* What you will do
Transcribe the listing in full, excluding any pictures.

* Exercise material

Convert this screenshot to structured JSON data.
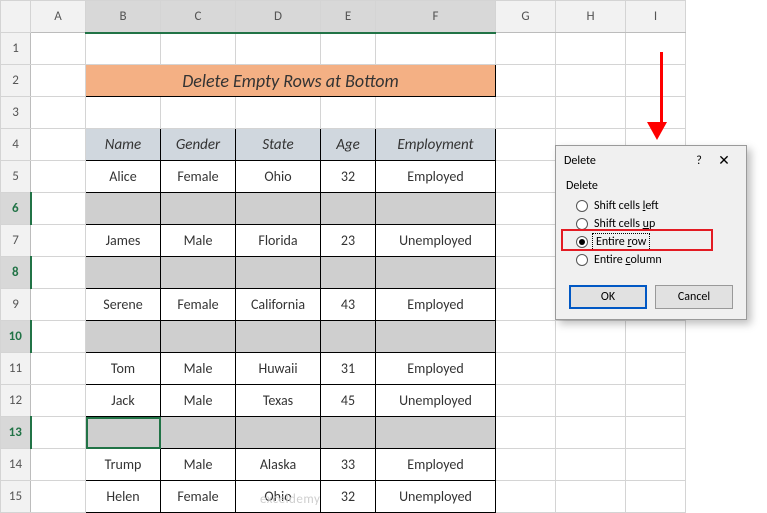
{
  "columns": [
    "A",
    "B",
    "C",
    "D",
    "E",
    "F",
    "G",
    "H",
    "I"
  ],
  "row_count": 15,
  "selected_rows": [
    6,
    8,
    10,
    13
  ],
  "selected_cols": [
    "B",
    "C",
    "D",
    "E",
    "F"
  ],
  "title": "Delete Empty Rows at Bottom",
  "headers": {
    "B": "Name",
    "C": "Gender",
    "D": "State",
    "E": "Age",
    "F": "Employment"
  },
  "data": {
    "5": {
      "B": "Alice",
      "C": "Female",
      "D": "Ohio",
      "E": "32",
      "F": "Employed"
    },
    "6": {
      "B": "",
      "C": "",
      "D": "",
      "E": "",
      "F": ""
    },
    "7": {
      "B": "James",
      "C": "Male",
      "D": "Florida",
      "E": "23",
      "F": "Unemployed"
    },
    "8": {
      "B": "",
      "C": "",
      "D": "",
      "E": "",
      "F": ""
    },
    "9": {
      "B": "Serene",
      "C": "Female",
      "D": "California",
      "E": "43",
      "F": "Employed"
    },
    "10": {
      "B": "",
      "C": "",
      "D": "",
      "E": "",
      "F": ""
    },
    "11": {
      "B": "Tom",
      "C": "Male",
      "D": "Huwaii",
      "E": "31",
      "F": "Employed"
    },
    "12": {
      "B": "Jack",
      "C": "Male",
      "D": "Texas",
      "E": "45",
      "F": "Unemployed"
    },
    "13": {
      "B": "",
      "C": "",
      "D": "",
      "E": "",
      "F": ""
    },
    "14": {
      "B": "Trump",
      "C": "Male",
      "D": "Alaska",
      "E": "33",
      "F": "Employed"
    },
    "15": {
      "B": "Helen",
      "C": "Female",
      "D": "Ohio",
      "E": "32",
      "F": "Unemployed"
    }
  },
  "dialog": {
    "title": "Delete",
    "help_symbol": "?",
    "close_symbol": "✕",
    "group_label": "Delete",
    "options": {
      "shift_left": {
        "pre": "Shift cells ",
        "u": "l",
        "post": "eft"
      },
      "shift_up": {
        "pre": "Shift cells ",
        "u": "u",
        "post": "p"
      },
      "entire_row": {
        "pre": "Entire ",
        "u": "r",
        "post": "ow"
      },
      "entire_col": {
        "pre": "Entire ",
        "u": "c",
        "post": "olumn"
      }
    },
    "selected": "entire_row",
    "ok": "OK",
    "cancel": "Cancel"
  },
  "watermark": "exceldemy"
}
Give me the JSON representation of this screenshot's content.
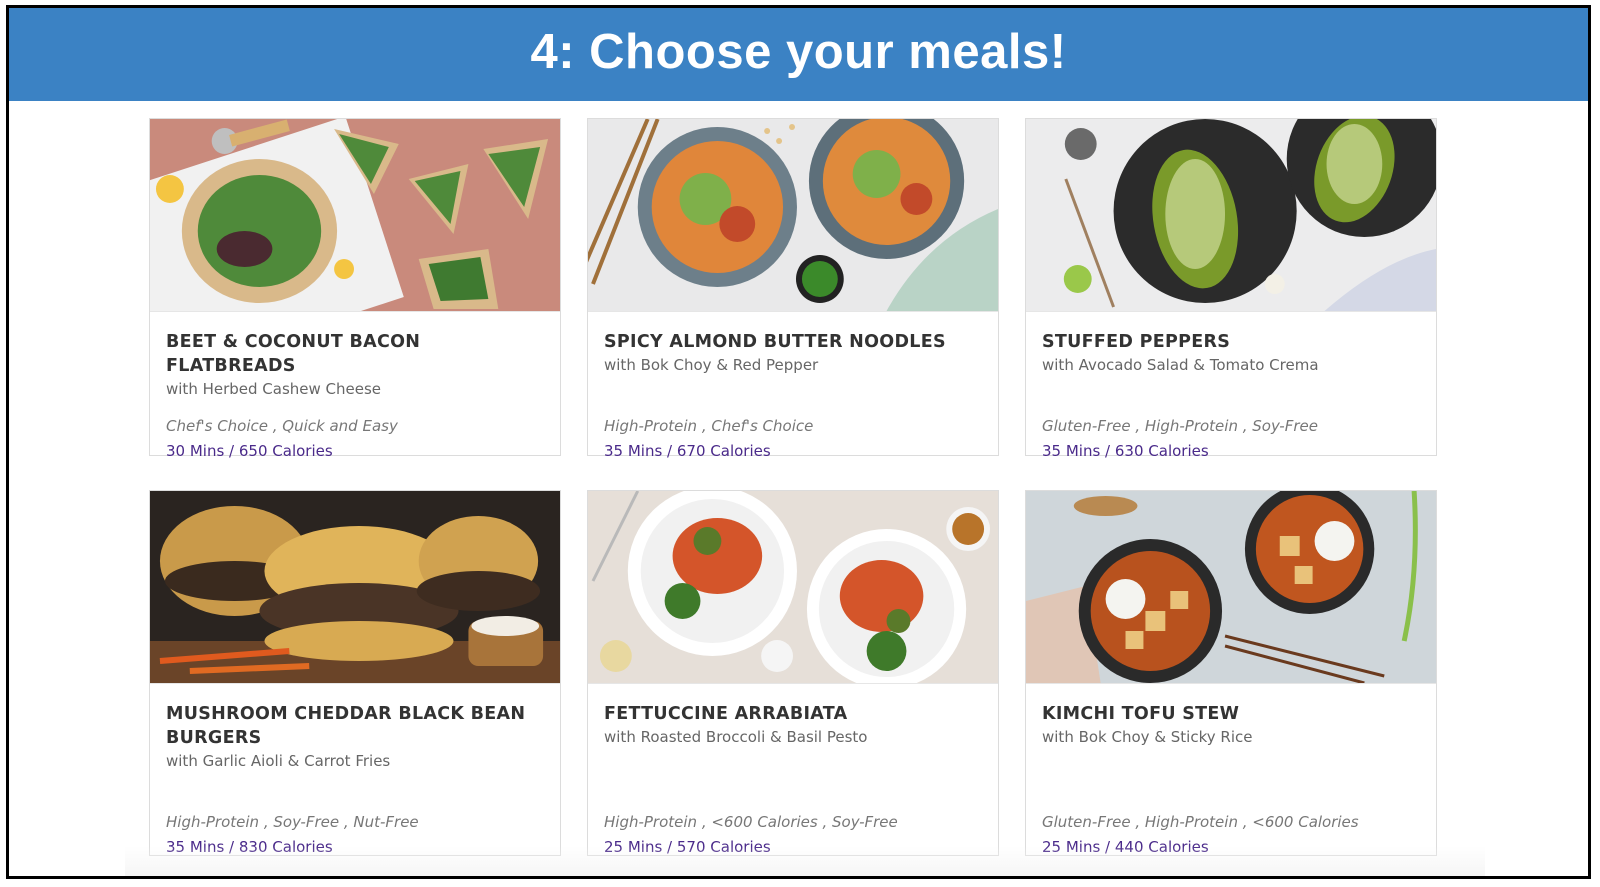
{
  "banner": {
    "title": "4: Choose your meals!"
  },
  "meals": [
    {
      "title": "BEET & COCONUT BACON FLATBREADS",
      "subtitle": "with Herbed Cashew Cheese",
      "tags": "Chef's Choice , Quick and Easy",
      "meta": "30 Mins / 650 Calories"
    },
    {
      "title": "SPICY ALMOND BUTTER NOODLES",
      "subtitle": "with Bok Choy & Red Pepper",
      "tags": "High-Protein , Chef's Choice",
      "meta": "35 Mins / 670 Calories"
    },
    {
      "title": "STUFFED PEPPERS",
      "subtitle": "with Avocado Salad & Tomato Crema",
      "tags": "Gluten-Free , High-Protein , Soy-Free",
      "meta": "35 Mins / 630 Calories"
    },
    {
      "title": "MUSHROOM CHEDDAR BLACK BEAN BURGERS",
      "subtitle": "with Garlic Aioli & Carrot Fries",
      "tags": "High-Protein , Soy-Free , Nut-Free",
      "meta": "35 Mins / 830 Calories"
    },
    {
      "title": "FETTUCCINE ARRABIATA",
      "subtitle": "with Roasted Broccoli & Basil Pesto",
      "tags": "High-Protein , <600 Calories , Soy-Free",
      "meta": "25 Mins / 570 Calories"
    },
    {
      "title": "KIMCHI TOFU STEW",
      "subtitle": "with Bok Choy & Sticky Rice",
      "tags": "Gluten-Free , High-Protein , <600 Calories",
      "meta": "25 Mins / 440 Calories"
    }
  ]
}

* Answer to this task
Convert this screenshot to structured JSON data.
{
  "columns": [
    "A",
    "B",
    "C",
    "D",
    "E",
    "F",
    "G",
    "H",
    "I"
  ],
  "row_count": 15,
  "selected_rows": [
    6,
    8,
    10,
    13
  ],
  "selected_cols": [
    "B",
    "C",
    "D",
    "E",
    "F"
  ],
  "title": "Delete Empty Rows at Bottom",
  "headers": {
    "B": "Name",
    "C": "Gender",
    "D": "State",
    "E": "Age",
    "F": "Employment"
  },
  "data": {
    "5": {
      "B": "Alice",
      "C": "Female",
      "D": "Ohio",
      "E": "32",
      "F": "Employed"
    },
    "6": {
      "B": "",
      "C": "",
      "D": "",
      "E": "",
      "F": ""
    },
    "7": {
      "B": "James",
      "C": "Male",
      "D": "Florida",
      "E": "23",
      "F": "Unemployed"
    },
    "8": {
      "B": "",
      "C": "",
      "D": "",
      "E": "",
      "F": ""
    },
    "9": {
      "B": "Serene",
      "C": "Female",
      "D": "California",
      "E": "43",
      "F": "Employed"
    },
    "10": {
      "B": "",
      "C": "",
      "D": "",
      "E": "",
      "F": ""
    },
    "11": {
      "B": "Tom",
      "C": "Male",
      "D": "Huwaii",
      "E": "31",
      "F": "Employed"
    },
    "12": {
      "B": "Jack",
      "C": "Male",
      "D": "Texas",
      "E": "45",
      "F": "Unemployed"
    },
    "13": {
      "B": "",
      "C": "",
      "D": "",
      "E": "",
      "F": ""
    },
    "14": {
      "B": "Trump",
      "C": "Male",
      "D": "Alaska",
      "E": "33",
      "F": "Employed"
    },
    "15": {
      "B": "Helen",
      "C": "Female",
      "D": "Ohio",
      "E": "32",
      "F": "Unemployed"
    }
  },
  "dialog": {
    "title": "Delete",
    "help_symbol": "?",
    "close_symbol": "✕",
    "group_label": "Delete",
    "options": {
      "shift_left": {
        "pre": "Shift cells ",
        "u": "l",
        "post": "eft"
      },
      "shift_up": {
        "pre": "Shift cells ",
        "u": "u",
        "post": "p"
      },
      "entire_row": {
        "pre": "Entire ",
        "u": "r",
        "post": "ow"
      },
      "entire_col": {
        "pre": "Entire ",
        "u": "c",
        "post": "olumn"
      }
    },
    "selected": "entire_row",
    "ok": "OK",
    "cancel": "Cancel"
  },
  "watermark": "exceldemy"
}
Give me the JSON representation of this screenshot's content.
{
  "banner": {
    "title": "4: Choose your meals!"
  },
  "meals": [
    {
      "title": "BEET & COCONUT BACON FLATBREADS",
      "subtitle": "with Herbed Cashew Cheese",
      "tags": "Chef's Choice , Quick and Easy",
      "meta": "30 Mins / 650 Calories"
    },
    {
      "title": "SPICY ALMOND BUTTER NOODLES",
      "subtitle": "with Bok Choy & Red Pepper",
      "tags": "High-Protein , Chef's Choice",
      "meta": "35 Mins / 670 Calories"
    },
    {
      "title": "STUFFED PEPPERS",
      "subtitle": "with Avocado Salad & Tomato Crema",
      "tags": "Gluten-Free , High-Protein , Soy-Free",
      "meta": "35 Mins / 630 Calories"
    },
    {
      "title": "MUSHROOM CHEDDAR BLACK BEAN BURGERS",
      "subtitle": "with Garlic Aioli & Carrot Fries",
      "tags": "High-Protein , Soy-Free , Nut-Free",
      "meta": "35 Mins / 830 Calories"
    },
    {
      "title": "FETTUCCINE ARRABIATA",
      "subtitle": "with Roasted Broccoli & Basil Pesto",
      "tags": "High-Protein , <600 Calories , Soy-Free",
      "meta": "25 Mins / 570 Calories"
    },
    {
      "title": "KIMCHI TOFU STEW",
      "subtitle": "with Bok Choy & Sticky Rice",
      "tags": "Gluten-Free , High-Protein , <600 Calories",
      "meta": "25 Mins / 440 Calories"
    }
  ]
}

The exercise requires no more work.